-- START OF DATA FOR PROCESSING --
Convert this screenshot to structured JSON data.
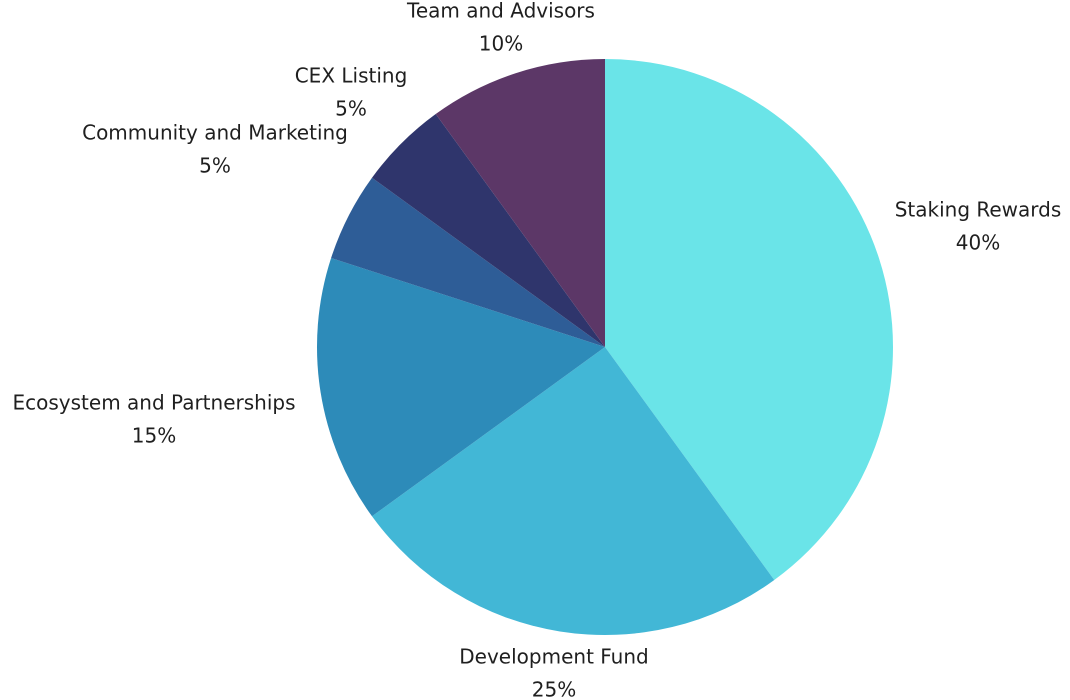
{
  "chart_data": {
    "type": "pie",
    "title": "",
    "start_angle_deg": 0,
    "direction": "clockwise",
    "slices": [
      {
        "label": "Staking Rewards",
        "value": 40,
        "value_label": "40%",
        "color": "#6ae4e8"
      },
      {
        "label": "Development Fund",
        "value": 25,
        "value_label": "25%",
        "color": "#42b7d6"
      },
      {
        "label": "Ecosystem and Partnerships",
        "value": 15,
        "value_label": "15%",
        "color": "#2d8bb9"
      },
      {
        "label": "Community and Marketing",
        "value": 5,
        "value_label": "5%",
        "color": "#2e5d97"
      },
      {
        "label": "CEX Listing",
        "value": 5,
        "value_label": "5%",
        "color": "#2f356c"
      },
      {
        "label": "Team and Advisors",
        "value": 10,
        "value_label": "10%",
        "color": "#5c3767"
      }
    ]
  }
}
-- END OF DATA FOR PROCESSING --
-- START OF DATA FOR PROCESSING --
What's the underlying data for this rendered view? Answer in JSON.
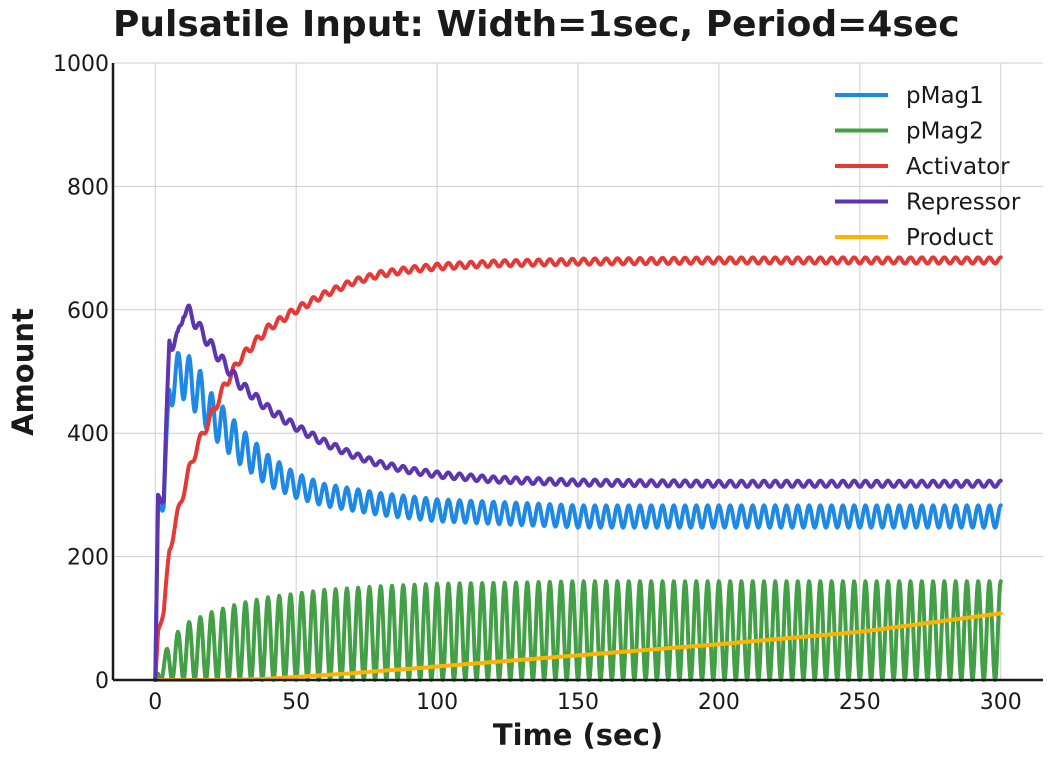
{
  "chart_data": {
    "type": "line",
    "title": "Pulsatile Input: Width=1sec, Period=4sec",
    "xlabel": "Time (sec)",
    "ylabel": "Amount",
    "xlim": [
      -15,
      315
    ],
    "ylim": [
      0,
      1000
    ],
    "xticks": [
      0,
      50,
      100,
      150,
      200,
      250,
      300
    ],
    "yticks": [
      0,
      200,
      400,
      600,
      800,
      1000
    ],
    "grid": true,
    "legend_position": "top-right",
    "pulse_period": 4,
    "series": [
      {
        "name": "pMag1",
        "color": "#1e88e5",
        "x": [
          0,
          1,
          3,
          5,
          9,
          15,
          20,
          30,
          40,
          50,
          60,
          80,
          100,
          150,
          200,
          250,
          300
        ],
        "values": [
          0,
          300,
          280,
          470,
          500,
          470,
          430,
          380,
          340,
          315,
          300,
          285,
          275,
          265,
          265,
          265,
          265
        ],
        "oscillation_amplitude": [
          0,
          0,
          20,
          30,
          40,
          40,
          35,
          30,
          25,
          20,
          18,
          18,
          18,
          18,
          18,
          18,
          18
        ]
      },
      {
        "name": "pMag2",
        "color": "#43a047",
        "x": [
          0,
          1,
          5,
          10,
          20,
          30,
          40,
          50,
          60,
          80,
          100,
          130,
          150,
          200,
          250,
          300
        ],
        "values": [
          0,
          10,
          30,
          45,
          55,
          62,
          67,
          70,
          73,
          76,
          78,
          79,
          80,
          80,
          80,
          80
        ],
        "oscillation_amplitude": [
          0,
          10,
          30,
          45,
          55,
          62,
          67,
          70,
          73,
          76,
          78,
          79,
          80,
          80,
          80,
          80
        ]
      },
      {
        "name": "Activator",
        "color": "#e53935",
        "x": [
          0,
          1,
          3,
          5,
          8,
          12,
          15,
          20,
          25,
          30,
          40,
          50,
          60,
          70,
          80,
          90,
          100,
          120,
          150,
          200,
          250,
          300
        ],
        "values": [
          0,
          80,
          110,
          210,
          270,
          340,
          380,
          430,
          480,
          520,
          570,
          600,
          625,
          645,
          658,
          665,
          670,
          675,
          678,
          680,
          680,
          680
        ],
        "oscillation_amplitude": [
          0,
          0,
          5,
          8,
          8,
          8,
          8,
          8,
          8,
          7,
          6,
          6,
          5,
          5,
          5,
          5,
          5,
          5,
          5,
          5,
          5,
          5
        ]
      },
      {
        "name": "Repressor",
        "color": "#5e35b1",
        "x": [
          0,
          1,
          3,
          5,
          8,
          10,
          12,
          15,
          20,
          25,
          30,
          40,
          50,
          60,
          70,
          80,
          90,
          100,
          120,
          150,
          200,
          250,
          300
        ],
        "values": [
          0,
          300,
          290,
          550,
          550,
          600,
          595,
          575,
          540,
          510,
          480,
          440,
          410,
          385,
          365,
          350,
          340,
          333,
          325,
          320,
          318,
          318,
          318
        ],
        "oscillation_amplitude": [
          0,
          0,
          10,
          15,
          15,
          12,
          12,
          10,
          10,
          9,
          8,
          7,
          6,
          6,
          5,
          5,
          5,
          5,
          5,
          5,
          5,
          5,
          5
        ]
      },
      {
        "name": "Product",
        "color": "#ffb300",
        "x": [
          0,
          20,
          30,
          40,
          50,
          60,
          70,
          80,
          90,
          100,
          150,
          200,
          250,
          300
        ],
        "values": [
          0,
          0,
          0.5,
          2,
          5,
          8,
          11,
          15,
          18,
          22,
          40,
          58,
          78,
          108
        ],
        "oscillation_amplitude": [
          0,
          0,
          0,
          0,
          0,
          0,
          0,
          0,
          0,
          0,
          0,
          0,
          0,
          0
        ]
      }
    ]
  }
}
-- END OF DATA FOR PROCESSING --
▸ WHAT YOU HAVE TO DO
Pull out every line of the entries that includes the word "name".

▸ FULL OUTPUT
        "name": "pMag1",
        "name": "pMag2",
        "name": "Activator",
        "name": "Repressor",
        "name": "Product",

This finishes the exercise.